[Stored records]

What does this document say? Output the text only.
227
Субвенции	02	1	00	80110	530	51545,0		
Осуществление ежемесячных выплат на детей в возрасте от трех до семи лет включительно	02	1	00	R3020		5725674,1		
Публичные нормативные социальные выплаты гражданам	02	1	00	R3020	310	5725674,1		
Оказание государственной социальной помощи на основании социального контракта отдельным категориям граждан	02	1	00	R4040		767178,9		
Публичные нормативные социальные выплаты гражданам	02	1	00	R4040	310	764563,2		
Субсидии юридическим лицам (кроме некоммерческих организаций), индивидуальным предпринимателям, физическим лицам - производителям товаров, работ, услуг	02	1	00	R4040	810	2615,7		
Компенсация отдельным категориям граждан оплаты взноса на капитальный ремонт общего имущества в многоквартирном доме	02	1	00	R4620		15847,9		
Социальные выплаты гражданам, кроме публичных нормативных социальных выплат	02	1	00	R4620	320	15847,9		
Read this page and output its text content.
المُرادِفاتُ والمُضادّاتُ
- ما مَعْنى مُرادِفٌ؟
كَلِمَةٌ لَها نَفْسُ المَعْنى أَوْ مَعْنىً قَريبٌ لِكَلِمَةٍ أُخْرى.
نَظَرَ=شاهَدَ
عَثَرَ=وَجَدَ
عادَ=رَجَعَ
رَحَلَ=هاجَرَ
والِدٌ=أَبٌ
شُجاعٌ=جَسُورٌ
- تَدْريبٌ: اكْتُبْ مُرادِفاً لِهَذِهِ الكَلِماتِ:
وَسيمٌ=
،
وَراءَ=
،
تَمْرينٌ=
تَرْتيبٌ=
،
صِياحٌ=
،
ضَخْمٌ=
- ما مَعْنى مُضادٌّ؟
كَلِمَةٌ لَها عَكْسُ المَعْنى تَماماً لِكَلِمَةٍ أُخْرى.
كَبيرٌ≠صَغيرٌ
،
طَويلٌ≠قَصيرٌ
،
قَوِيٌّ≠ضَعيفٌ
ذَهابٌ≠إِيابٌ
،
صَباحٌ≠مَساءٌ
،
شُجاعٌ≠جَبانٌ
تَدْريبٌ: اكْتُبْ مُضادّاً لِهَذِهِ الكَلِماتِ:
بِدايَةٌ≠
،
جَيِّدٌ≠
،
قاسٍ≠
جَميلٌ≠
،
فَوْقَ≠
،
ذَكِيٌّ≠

• [Exercise description]: Pull every line containing "категориям" from the material above.

• [The response]:
Оказание государственной социальной помощи на основании социального контракта отдельным категориям граждан	02	1	00	R4040		767178,9		
Компенсация отдельным категориям граждан оплаты взноса на капитальный ремонт общего имущества в многоквартирном доме	02	1	00	R4620		15847,9		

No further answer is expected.